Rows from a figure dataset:
╭──

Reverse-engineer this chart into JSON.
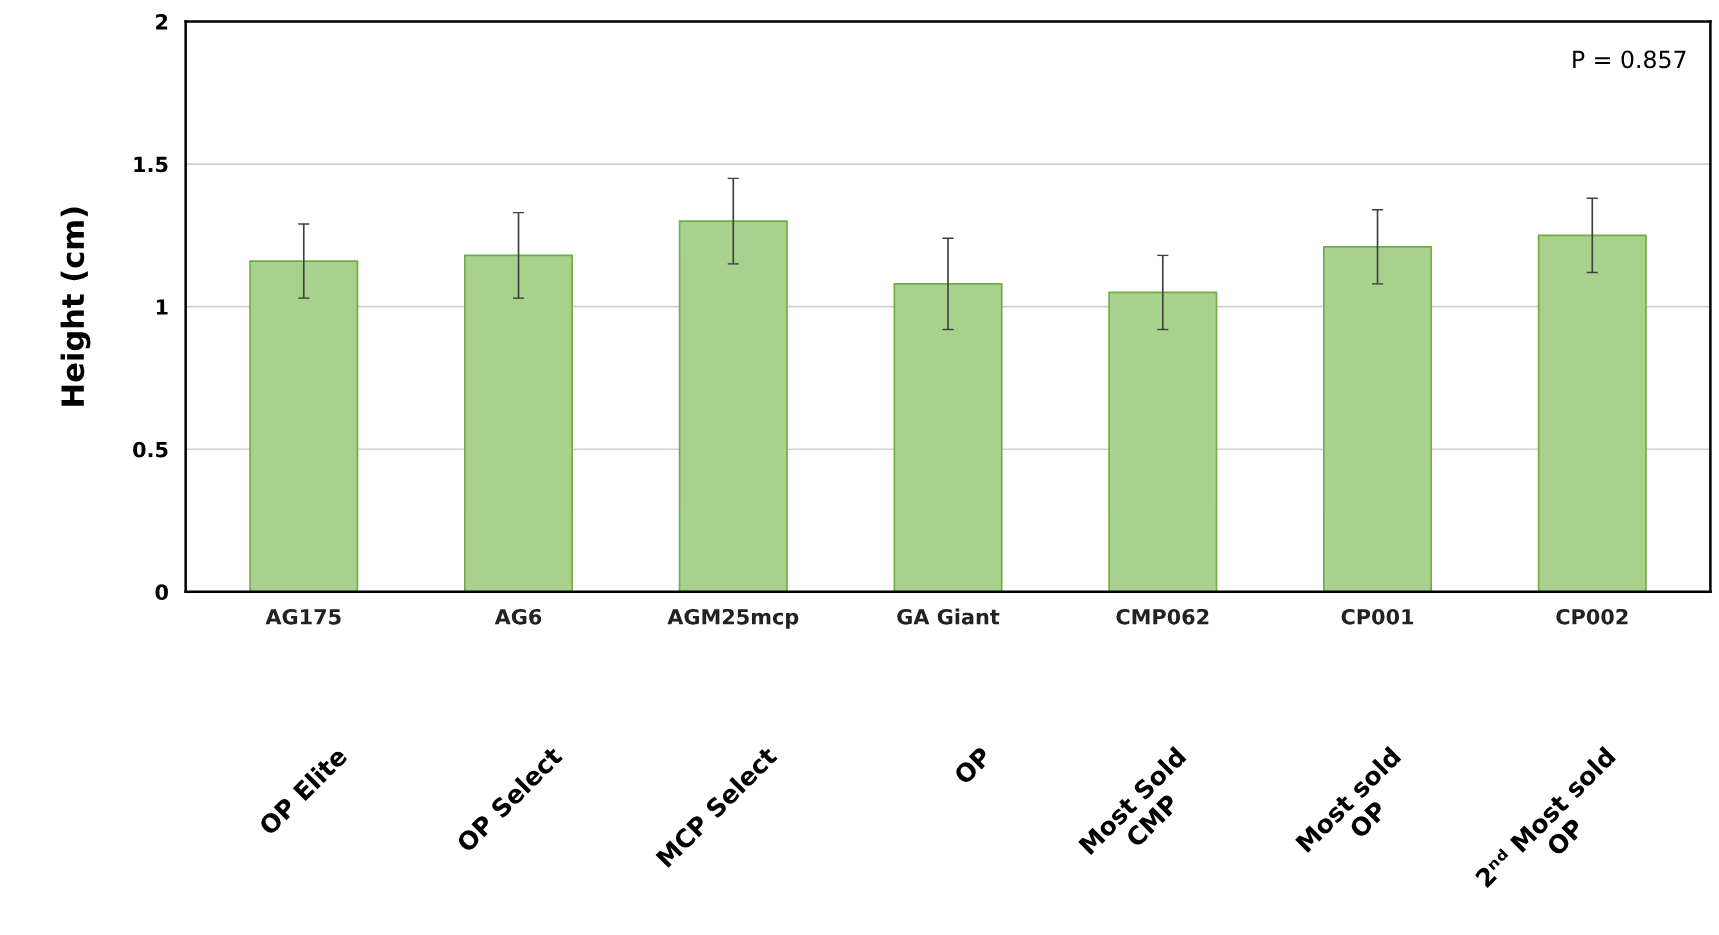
{
  "chart_data": {
    "type": "bar",
    "ylabel": "Height (cm)",
    "categories": [
      "AG175",
      "AG6",
      "AGM25mcp",
      "GA Giant",
      "CMP062",
      "CP001",
      "CP002"
    ],
    "values": [
      1.16,
      1.18,
      1.3,
      1.08,
      1.05,
      1.21,
      1.25
    ],
    "errors": [
      0.13,
      0.15,
      0.15,
      0.16,
      0.13,
      0.13,
      0.13
    ],
    "color": "#a9d18e",
    "ylim": [
      0,
      2
    ],
    "yticks": [
      0,
      0.5,
      1,
      1.5,
      2
    ],
    "grid": "y",
    "annotations": [
      "P = 0.857",
      "OP Elite",
      "OP Select",
      "MCP Select",
      "OP",
      "Most Sold\nCMP",
      "Most sold\nOP",
      "2ⁿᵈ Most sold\nOP"
    ]
  }
}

╰──

## Written request
Every line above should be repeated exactly; pictures stay out of the copy.

## Correct result
Reverse-engineer this chart into JSON.
{
  "chart_data": {
    "type": "bar",
    "ylabel": "Height (cm)",
    "categories": [
      "AG175",
      "AG6",
      "AGM25mcp",
      "GA Giant",
      "CMP062",
      "CP001",
      "CP002"
    ],
    "values": [
      1.16,
      1.18,
      1.3,
      1.08,
      1.05,
      1.21,
      1.25
    ],
    "errors": [
      0.13,
      0.15,
      0.15,
      0.16,
      0.13,
      0.13,
      0.13
    ],
    "color": "#a9d18e",
    "ylim": [
      0,
      2
    ],
    "yticks": [
      0,
      0.5,
      1,
      1.5,
      2
    ],
    "grid": "y",
    "annotations": [
      "P = 0.857",
      "OP Elite",
      "OP Select",
      "MCP Select",
      "OP",
      "Most Sold\nCMP",
      "Most sold\nOP",
      "2ⁿᵈ Most sold\nOP"
    ]
  }
}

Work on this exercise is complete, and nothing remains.